⟨
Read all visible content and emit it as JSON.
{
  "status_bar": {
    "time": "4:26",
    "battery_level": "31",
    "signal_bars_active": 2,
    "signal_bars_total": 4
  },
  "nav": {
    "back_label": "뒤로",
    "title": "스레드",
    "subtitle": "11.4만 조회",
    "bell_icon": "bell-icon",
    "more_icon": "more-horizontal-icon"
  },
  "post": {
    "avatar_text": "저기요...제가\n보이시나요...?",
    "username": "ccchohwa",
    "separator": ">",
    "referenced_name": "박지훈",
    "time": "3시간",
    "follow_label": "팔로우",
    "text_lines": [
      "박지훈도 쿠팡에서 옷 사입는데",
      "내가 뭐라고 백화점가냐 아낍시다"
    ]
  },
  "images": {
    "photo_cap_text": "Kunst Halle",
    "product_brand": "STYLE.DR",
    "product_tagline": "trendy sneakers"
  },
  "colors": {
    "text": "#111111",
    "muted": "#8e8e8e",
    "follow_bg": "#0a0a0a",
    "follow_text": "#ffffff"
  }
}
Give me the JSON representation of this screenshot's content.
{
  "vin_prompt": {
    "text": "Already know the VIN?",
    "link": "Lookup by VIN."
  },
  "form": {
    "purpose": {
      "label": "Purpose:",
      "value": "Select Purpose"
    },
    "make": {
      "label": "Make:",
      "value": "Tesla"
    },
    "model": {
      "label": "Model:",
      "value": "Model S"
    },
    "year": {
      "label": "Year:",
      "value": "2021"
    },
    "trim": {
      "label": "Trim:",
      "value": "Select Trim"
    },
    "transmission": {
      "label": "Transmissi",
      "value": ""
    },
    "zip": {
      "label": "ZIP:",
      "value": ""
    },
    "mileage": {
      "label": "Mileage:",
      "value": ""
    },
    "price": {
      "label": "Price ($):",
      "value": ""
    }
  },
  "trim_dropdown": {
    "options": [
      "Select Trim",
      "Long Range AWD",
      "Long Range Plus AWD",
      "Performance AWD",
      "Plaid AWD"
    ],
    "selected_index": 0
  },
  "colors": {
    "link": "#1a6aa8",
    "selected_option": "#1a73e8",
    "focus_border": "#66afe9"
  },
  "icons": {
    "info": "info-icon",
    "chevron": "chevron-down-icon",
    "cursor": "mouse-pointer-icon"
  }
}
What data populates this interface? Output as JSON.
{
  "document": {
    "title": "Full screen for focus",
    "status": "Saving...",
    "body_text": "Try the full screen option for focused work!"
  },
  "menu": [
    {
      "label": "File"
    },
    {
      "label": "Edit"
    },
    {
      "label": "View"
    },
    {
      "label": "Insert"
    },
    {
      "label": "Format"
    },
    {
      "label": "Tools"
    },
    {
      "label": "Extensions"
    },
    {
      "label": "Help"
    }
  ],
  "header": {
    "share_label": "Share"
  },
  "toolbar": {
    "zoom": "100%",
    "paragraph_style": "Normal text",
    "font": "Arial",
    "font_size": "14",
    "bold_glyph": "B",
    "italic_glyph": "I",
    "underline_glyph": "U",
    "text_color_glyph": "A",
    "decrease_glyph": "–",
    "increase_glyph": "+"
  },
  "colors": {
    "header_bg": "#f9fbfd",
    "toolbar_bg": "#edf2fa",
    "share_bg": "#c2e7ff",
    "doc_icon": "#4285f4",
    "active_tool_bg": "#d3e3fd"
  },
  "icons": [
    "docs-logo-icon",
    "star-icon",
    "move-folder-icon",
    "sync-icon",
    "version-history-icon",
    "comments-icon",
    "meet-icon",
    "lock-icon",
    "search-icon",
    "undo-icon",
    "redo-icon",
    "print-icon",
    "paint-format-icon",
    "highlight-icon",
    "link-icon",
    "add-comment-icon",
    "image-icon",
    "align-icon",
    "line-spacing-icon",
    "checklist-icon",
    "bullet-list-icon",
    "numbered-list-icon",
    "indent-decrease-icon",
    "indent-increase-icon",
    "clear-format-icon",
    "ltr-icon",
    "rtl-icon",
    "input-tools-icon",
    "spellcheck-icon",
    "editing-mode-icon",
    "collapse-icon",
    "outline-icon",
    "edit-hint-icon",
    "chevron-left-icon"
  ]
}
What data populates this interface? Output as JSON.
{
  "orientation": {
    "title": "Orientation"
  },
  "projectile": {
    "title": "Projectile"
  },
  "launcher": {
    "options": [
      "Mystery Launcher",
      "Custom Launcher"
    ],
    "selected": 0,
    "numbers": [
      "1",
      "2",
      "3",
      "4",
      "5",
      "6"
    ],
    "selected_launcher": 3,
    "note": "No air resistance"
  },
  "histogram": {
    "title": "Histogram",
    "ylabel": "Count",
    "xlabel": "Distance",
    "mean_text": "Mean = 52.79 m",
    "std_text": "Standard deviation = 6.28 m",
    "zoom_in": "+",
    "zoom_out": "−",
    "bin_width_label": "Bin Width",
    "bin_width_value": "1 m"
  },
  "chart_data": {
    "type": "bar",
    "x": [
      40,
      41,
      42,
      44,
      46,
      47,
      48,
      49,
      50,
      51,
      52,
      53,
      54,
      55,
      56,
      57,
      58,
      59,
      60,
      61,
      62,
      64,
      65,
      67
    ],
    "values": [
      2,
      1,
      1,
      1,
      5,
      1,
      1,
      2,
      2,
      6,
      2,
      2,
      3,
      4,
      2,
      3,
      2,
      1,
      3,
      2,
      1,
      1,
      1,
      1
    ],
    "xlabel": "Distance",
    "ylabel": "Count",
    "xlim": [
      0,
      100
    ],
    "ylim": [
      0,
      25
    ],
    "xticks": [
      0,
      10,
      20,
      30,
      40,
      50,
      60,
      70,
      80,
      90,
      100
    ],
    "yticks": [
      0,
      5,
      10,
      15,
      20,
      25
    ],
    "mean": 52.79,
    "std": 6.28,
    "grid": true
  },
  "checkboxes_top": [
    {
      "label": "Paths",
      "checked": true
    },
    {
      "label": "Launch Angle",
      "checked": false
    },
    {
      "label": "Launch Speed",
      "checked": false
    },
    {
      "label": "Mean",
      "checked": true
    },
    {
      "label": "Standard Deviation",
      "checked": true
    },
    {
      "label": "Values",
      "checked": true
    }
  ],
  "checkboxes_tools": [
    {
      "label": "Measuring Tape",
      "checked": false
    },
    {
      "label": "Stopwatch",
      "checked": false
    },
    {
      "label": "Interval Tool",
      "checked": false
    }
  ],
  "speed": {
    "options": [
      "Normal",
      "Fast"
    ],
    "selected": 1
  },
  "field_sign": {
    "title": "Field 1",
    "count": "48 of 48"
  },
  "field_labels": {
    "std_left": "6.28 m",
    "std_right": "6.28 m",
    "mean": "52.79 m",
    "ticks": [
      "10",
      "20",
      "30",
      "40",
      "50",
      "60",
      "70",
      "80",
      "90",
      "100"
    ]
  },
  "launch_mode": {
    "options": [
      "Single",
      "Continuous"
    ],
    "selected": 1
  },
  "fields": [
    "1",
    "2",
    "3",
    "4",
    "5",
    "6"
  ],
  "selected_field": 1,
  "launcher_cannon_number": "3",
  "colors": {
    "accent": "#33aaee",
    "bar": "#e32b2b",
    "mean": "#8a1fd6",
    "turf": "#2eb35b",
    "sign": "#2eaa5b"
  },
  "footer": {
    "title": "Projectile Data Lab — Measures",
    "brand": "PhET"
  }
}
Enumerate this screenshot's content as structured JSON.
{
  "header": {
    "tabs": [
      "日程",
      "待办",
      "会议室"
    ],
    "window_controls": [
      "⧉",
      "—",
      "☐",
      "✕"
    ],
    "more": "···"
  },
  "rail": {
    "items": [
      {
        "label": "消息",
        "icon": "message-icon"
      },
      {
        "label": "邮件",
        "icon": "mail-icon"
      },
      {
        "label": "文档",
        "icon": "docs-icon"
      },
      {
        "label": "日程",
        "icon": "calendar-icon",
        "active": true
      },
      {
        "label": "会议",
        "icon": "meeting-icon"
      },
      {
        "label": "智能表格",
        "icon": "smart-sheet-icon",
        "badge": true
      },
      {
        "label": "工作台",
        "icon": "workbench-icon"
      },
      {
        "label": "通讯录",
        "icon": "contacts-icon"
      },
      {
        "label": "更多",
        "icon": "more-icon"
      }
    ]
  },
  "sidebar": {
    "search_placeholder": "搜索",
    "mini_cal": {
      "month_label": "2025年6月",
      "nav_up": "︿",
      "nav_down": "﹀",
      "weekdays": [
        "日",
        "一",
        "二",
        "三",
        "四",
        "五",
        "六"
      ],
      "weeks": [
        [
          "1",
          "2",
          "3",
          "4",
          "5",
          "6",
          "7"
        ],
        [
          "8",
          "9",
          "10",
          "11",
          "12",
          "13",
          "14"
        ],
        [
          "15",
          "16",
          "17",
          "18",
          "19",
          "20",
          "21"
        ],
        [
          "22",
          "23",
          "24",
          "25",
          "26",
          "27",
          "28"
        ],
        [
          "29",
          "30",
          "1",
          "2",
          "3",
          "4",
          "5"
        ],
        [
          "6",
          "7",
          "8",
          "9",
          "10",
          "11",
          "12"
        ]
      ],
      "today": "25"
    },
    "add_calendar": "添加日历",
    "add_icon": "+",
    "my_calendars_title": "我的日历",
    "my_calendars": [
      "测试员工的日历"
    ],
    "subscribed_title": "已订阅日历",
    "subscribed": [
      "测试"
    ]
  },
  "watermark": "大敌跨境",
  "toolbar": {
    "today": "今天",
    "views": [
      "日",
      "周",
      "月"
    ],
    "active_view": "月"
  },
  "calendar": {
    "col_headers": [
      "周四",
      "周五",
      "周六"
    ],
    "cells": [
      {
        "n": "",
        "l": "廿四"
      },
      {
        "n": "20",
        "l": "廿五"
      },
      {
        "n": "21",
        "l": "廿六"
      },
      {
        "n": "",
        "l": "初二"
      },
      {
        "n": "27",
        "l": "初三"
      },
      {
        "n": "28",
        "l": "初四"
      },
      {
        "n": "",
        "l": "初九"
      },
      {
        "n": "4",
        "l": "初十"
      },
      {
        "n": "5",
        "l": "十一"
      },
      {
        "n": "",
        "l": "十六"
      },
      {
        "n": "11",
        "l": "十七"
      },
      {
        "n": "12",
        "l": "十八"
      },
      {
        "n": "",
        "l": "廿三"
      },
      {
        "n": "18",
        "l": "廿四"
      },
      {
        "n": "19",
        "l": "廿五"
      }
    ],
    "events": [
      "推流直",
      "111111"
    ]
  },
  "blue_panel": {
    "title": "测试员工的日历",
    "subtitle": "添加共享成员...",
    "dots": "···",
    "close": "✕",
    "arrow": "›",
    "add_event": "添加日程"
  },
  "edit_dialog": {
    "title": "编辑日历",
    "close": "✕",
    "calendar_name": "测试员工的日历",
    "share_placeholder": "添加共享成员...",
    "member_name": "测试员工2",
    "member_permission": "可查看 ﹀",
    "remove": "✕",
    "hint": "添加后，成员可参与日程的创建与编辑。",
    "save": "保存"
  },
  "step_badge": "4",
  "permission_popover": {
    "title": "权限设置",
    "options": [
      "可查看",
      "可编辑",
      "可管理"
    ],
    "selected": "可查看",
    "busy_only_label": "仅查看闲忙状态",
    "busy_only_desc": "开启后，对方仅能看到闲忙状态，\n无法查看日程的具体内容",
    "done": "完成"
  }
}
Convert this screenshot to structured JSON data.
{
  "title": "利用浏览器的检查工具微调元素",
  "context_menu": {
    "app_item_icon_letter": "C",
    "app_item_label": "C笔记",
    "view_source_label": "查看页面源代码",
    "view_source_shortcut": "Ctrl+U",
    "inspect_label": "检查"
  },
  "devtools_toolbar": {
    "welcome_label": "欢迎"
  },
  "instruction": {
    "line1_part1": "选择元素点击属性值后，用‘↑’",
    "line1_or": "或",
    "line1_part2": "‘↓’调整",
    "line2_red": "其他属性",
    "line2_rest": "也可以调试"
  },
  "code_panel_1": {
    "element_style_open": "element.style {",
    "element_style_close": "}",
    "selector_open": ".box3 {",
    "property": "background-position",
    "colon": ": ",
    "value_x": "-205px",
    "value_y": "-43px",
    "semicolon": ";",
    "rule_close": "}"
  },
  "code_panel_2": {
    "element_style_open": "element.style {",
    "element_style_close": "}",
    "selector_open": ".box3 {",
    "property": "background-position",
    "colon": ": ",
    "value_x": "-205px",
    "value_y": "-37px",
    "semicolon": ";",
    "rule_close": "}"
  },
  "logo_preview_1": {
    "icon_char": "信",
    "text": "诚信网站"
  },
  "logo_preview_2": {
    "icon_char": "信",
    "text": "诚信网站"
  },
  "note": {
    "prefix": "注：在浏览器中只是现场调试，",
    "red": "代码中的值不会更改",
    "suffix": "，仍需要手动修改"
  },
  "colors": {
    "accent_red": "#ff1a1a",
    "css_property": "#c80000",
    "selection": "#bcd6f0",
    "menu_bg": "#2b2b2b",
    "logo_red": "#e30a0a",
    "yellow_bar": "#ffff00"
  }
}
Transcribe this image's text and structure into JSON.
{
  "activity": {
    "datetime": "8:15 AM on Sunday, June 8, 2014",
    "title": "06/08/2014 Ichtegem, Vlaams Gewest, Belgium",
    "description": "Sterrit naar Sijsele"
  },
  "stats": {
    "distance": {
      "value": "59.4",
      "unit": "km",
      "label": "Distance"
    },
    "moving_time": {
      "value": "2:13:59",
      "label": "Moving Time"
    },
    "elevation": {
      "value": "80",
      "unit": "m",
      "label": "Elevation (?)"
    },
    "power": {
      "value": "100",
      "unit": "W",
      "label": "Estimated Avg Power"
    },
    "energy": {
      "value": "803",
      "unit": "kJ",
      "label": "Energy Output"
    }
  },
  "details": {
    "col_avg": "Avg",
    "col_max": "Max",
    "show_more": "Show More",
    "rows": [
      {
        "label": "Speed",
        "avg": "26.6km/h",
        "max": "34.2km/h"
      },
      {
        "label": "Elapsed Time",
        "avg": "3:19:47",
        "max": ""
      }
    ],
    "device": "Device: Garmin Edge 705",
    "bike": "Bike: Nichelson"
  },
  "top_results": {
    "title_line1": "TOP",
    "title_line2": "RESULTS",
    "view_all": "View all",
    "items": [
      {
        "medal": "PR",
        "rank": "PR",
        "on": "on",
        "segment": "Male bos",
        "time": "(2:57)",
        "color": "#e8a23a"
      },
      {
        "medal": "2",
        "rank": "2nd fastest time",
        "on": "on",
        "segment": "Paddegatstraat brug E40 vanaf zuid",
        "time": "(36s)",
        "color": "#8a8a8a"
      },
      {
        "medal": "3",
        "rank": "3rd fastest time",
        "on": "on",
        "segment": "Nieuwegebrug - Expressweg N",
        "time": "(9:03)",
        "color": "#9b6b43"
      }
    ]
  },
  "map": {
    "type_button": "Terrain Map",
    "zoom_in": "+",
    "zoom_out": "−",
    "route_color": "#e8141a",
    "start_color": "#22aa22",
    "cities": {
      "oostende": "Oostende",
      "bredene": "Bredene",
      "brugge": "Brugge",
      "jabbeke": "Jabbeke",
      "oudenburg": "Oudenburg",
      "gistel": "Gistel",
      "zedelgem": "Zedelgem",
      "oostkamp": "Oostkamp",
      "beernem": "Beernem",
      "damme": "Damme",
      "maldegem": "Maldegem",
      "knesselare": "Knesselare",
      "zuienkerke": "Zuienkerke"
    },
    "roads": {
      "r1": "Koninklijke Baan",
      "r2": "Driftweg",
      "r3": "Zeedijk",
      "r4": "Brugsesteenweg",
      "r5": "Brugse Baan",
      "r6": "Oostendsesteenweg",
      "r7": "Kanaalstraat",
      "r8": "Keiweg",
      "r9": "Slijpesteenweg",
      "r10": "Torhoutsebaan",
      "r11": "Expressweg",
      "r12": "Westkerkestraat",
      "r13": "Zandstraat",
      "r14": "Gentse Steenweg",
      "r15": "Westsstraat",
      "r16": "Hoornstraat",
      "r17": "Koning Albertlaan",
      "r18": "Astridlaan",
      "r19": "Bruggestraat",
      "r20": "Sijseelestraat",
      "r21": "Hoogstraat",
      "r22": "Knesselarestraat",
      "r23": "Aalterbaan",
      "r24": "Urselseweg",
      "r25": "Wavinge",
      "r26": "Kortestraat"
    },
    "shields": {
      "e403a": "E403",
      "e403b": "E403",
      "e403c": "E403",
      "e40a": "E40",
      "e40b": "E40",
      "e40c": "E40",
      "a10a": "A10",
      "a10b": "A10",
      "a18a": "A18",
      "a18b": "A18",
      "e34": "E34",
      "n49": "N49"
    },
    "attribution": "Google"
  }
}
⟩
> _REQUIREMENT_:
In the entries above, locate every line with the word "indent" and copy it.

> _WRITTEN SOLUTION_:
    "indent-decrease-icon",
    "indent-increase-icon",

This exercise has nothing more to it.